§ INFORMATION PROVIDED
· · · · ·

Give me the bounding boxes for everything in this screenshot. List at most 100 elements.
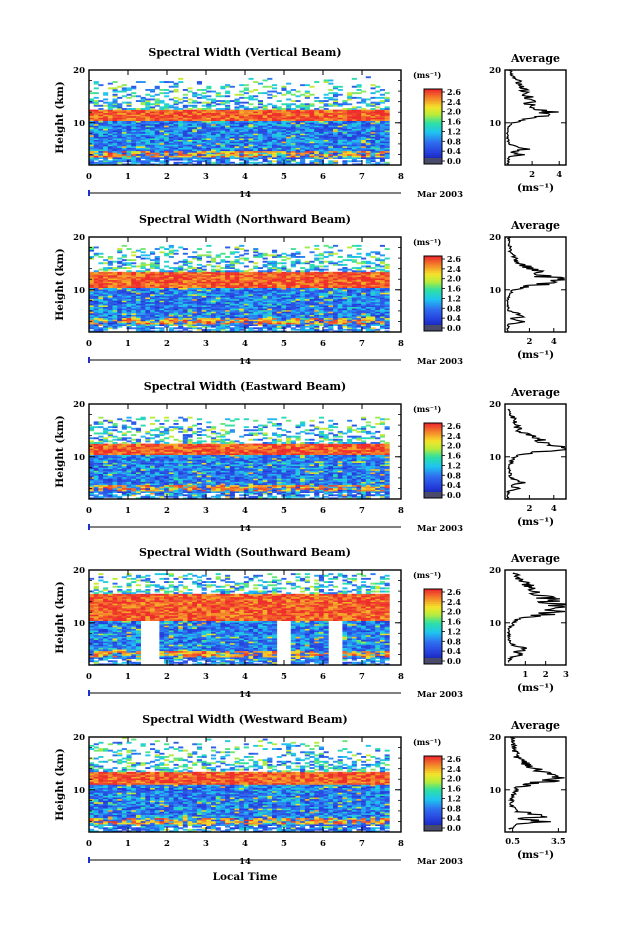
heatmap-cell — [93, 303, 99, 306]
heatmap-cell — [347, 320, 353, 323]
heatmap-cell — [145, 317, 151, 320]
heatmap-cell — [234, 155, 240, 158]
heatmap-cell — [342, 322, 348, 325]
heatmap-cell — [168, 104, 174, 107]
heatmap-cell — [131, 324, 137, 326]
heatmap-cell — [276, 109, 282, 112]
heatmap-cell — [295, 316, 301, 319]
heatmap-cell — [140, 130, 146, 133]
heatmap-cell — [225, 115, 231, 118]
heatmap-cell — [192, 309, 198, 312]
heatmap-cell — [365, 314, 371, 317]
heatmap-cell — [225, 138, 231, 140]
heatmap-cell — [126, 160, 132, 163]
heatmap-cell — [295, 149, 301, 152]
heatmap-cell — [154, 141, 160, 144]
heatmap-cell — [276, 161, 282, 164]
heatmap-cell — [93, 109, 99, 112]
heatmap-cell — [211, 300, 217, 303]
heatmap-cell — [178, 130, 184, 133]
heatmap-cell — [300, 106, 306, 109]
heatmap-cell — [103, 150, 109, 153]
heatmap-cell — [370, 133, 376, 136]
heatmap-cell — [150, 309, 156, 312]
heatmap-cell — [173, 161, 179, 164]
heatmap-cell — [351, 322, 357, 325]
heatmap-cell — [220, 144, 226, 147]
heatmap-cell — [384, 309, 390, 312]
heatmap-cell — [281, 325, 287, 328]
heatmap-cell — [150, 117, 156, 120]
heatmap-cell — [135, 111, 141, 114]
heatmap-cell — [215, 300, 221, 303]
heatmap-cell — [272, 328, 278, 331]
heatmap-cell — [384, 120, 390, 123]
heatmap-cell — [356, 111, 362, 114]
heatmap-cell — [178, 306, 184, 309]
heatmap-cell — [384, 150, 390, 153]
heatmap-cell — [173, 142, 179, 145]
heatmap-cell — [112, 100, 118, 102]
heatmap-cell — [140, 125, 146, 128]
heatmap-cell — [272, 115, 278, 118]
heatmap-cell — [159, 125, 165, 128]
heatmap-cell — [173, 136, 179, 139]
heatmap-cell — [276, 150, 282, 153]
heatmap-cell — [248, 161, 254, 164]
heatmap-cell — [103, 160, 109, 163]
heatmap-cell — [187, 117, 193, 120]
heatmap-cell — [365, 300, 371, 303]
heatmap-cell — [375, 320, 381, 323]
heatmap-cell — [300, 319, 306, 322]
heatmap-cell — [342, 114, 348, 117]
heatmap-cell — [272, 141, 278, 144]
heatmap-cell — [342, 120, 348, 123]
panel-title: Spectral Width (Vertical Beam) — [148, 46, 341, 59]
heatmap-cell — [192, 325, 198, 328]
heatmap-cell — [300, 305, 306, 307]
heatmap-cell — [262, 117, 268, 120]
heatmap-cell — [272, 314, 278, 317]
heatmap-cell — [370, 314, 376, 317]
colorbar-segment — [424, 126, 442, 129]
heatmap-cell — [206, 316, 212, 319]
heatmap-cell — [356, 311, 362, 314]
heatmap-cell — [351, 85, 357, 88]
heatmap-cell — [220, 317, 226, 320]
heatmap-cell — [173, 322, 179, 325]
heatmap-cell — [300, 308, 306, 311]
heatmap-cell — [365, 306, 371, 309]
heatmap-cell — [140, 322, 146, 325]
heatmap-cell — [150, 300, 156, 303]
heatmap-cell — [215, 314, 221, 317]
heatmap-cell — [333, 155, 339, 158]
heatmap-cell — [248, 128, 254, 131]
heatmap-cell — [229, 303, 235, 306]
heatmap-cell — [150, 89, 156, 91]
heatmap-cell — [300, 119, 306, 121]
heatmap-cell — [225, 131, 231, 134]
heatmap-cell — [135, 127, 141, 129]
heatmap-cell — [192, 306, 198, 309]
heatmap-cell — [168, 152, 174, 155]
heatmap-cell — [112, 81, 118, 83]
heatmap-cell — [337, 89, 343, 91]
heatmap-cell — [206, 157, 212, 159]
heatmap-cell — [276, 146, 282, 148]
heatmap-cell — [192, 319, 198, 322]
heatmap-cell — [281, 142, 287, 145]
heatmap-cell — [201, 139, 207, 142]
heatmap-cell — [257, 112, 263, 115]
heatmap-cell — [89, 320, 95, 323]
heatmap-cell — [117, 320, 123, 323]
heatmap-cell — [342, 138, 348, 140]
heatmap-cell — [145, 152, 151, 155]
heatmap-cell — [187, 161, 193, 164]
heatmap-cell — [182, 155, 188, 158]
heatmap-cell — [295, 325, 301, 328]
heatmap-cell — [318, 130, 324, 133]
heatmap-cell — [187, 158, 193, 161]
heatmap-cell — [314, 131, 320, 134]
heatmap-cell — [89, 139, 95, 142]
heatmap-cell — [225, 150, 231, 153]
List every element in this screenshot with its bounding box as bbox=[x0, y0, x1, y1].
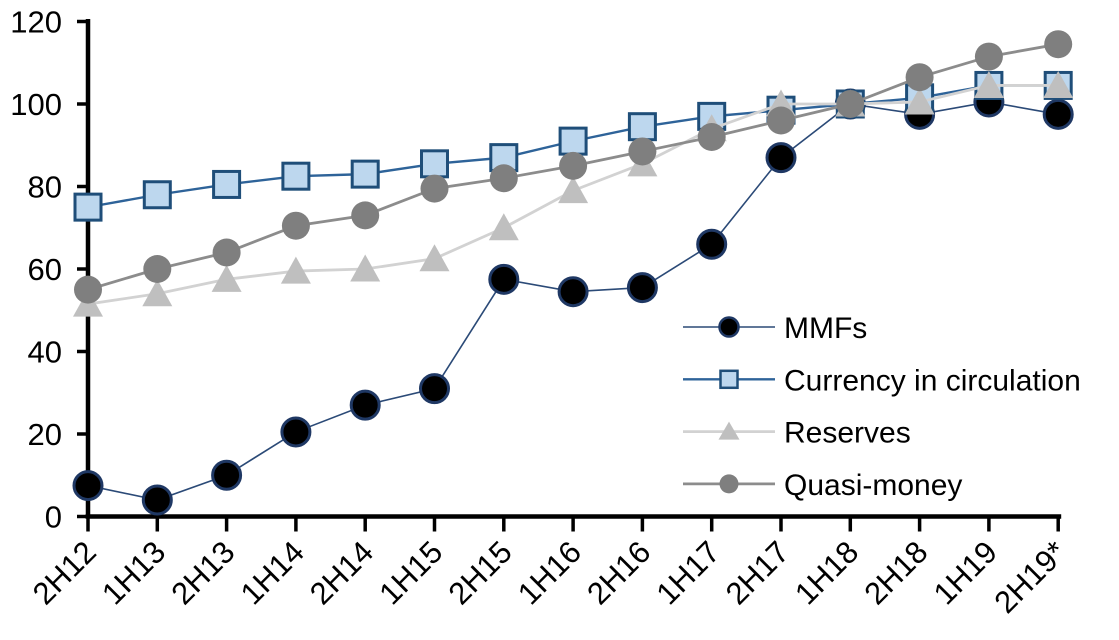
series-quasi-money-point bbox=[489, 164, 518, 193]
series-mmfs-point bbox=[1042, 98, 1074, 130]
x-axis-tick-label: 1H15 bbox=[372, 534, 449, 611]
x-axis-tick-label: 2H15 bbox=[442, 534, 519, 611]
series-quasi-money-point bbox=[74, 275, 102, 304]
series-reserves-point bbox=[1043, 70, 1074, 98]
legend-mmfs-marker-icon bbox=[718, 316, 740, 338]
series-mmfs-point bbox=[349, 389, 381, 421]
series-currency-in-circulation-point bbox=[350, 159, 380, 189]
series-quasi-money-point bbox=[212, 238, 241, 267]
series-reserves-point bbox=[142, 279, 173, 307]
x-axis-tick-label: 2H17 bbox=[719, 534, 796, 611]
y-axis-tick-label: 20 bbox=[28, 417, 62, 452]
series-mmfs-point bbox=[141, 484, 173, 516]
series-quasi-money-point bbox=[628, 137, 657, 166]
y-axis-tick-label: 100 bbox=[10, 87, 62, 122]
x-axis-tick-label: 2H19* bbox=[987, 534, 1073, 620]
y-axis-tick-label: 0 bbox=[45, 499, 62, 534]
legend-mmfs-label: MMFs bbox=[784, 312, 867, 345]
series-mmfs-point bbox=[280, 416, 312, 448]
series-reserves-point bbox=[558, 176, 589, 204]
series-reserves-point bbox=[973, 70, 1004, 98]
legend-reserves-marker-icon bbox=[718, 421, 740, 440]
series-quasi-money-point bbox=[351, 201, 380, 230]
series-quasi-money-point bbox=[281, 211, 310, 240]
legend-quasi-money-marker-icon bbox=[719, 474, 739, 494]
series-currency-in-circulation-point bbox=[73, 192, 103, 222]
series-quasi-money-point bbox=[143, 255, 172, 283]
series-currency-in-circulation-point bbox=[420, 149, 449, 179]
series-mmfs-point bbox=[419, 373, 450, 405]
series-quasi-money-point bbox=[836, 90, 865, 118]
series-quasi-money-point bbox=[974, 42, 1003, 71]
series-quasi-money-point bbox=[420, 174, 449, 203]
y-axis-tick-label: 40 bbox=[28, 334, 62, 369]
y-axis-tick-label: 60 bbox=[28, 252, 62, 287]
series-quasi-money-point bbox=[1044, 30, 1073, 59]
x-axis-tick-label: 1H16 bbox=[511, 534, 588, 611]
y-axis-tick-label: 120 bbox=[10, 4, 62, 39]
series-currency-in-circulation-point bbox=[281, 161, 311, 191]
series-quasi-money-point bbox=[697, 123, 726, 151]
legend-quasi-money-label: Quasi-money bbox=[784, 469, 962, 502]
x-axis-tick-label: 2H16 bbox=[580, 534, 657, 611]
series-reserves-point bbox=[904, 87, 935, 115]
series-mmfs-point bbox=[696, 228, 728, 260]
series-mmfs-point bbox=[765, 142, 797, 174]
series-currency-in-circulation-point bbox=[558, 126, 588, 156]
series-reserves-point bbox=[488, 213, 519, 241]
series-currency-in-circulation-point bbox=[212, 169, 242, 199]
x-axis-tick-label: 2H18 bbox=[857, 534, 934, 611]
series-quasi-money-point bbox=[559, 151, 588, 180]
series-mmfs-point bbox=[488, 263, 520, 295]
series-reserves-point bbox=[211, 264, 242, 292]
x-axis-tick-label: 1H14 bbox=[234, 534, 311, 611]
series-mmfs-point bbox=[72, 470, 104, 502]
x-axis-tick-label: 2H13 bbox=[164, 534, 241, 611]
series-mmfs-point bbox=[626, 272, 658, 304]
x-axis-tick-label: 2H14 bbox=[303, 534, 380, 611]
series-quasi-money-point bbox=[767, 106, 795, 135]
series-reserves-point bbox=[350, 254, 381, 282]
legend-reserves-label: Reserves bbox=[784, 417, 911, 450]
legend-currency-in-circulation-marker-icon bbox=[719, 369, 739, 390]
series-currency-in-circulation-point bbox=[627, 112, 657, 142]
series-reserves-point bbox=[280, 256, 311, 284]
series-mmfs-point bbox=[557, 276, 589, 308]
x-axis-tick-label: 1H17 bbox=[649, 534, 726, 611]
x-axis-tick-label: 1H18 bbox=[788, 534, 865, 611]
series-currency-in-circulation-point bbox=[142, 180, 172, 210]
x-axis-tick-label: 1H13 bbox=[95, 534, 172, 611]
series-quasi-money-point bbox=[905, 63, 934, 92]
x-axis-tick-label: 2H12 bbox=[26, 534, 103, 611]
y-axis-tick-label: 80 bbox=[28, 169, 62, 204]
legend-currency-in-circulation-label: Currency in circulation bbox=[784, 364, 1081, 397]
series-mmfs-point bbox=[211, 459, 243, 491]
series-reserves-point bbox=[419, 244, 450, 272]
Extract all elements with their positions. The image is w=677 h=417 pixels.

· · · · ·

§ WORK INSTRUCTIONS
Please gather every line from the rows above that contains the string "bounding".

§ RESPONSE TO THE EXERCISE
Give me the bounding boxes for everything in this screenshot. List at most 100 elements.
List every element in this screenshot with its bounding box as bbox=[x0, y0, x1, y1].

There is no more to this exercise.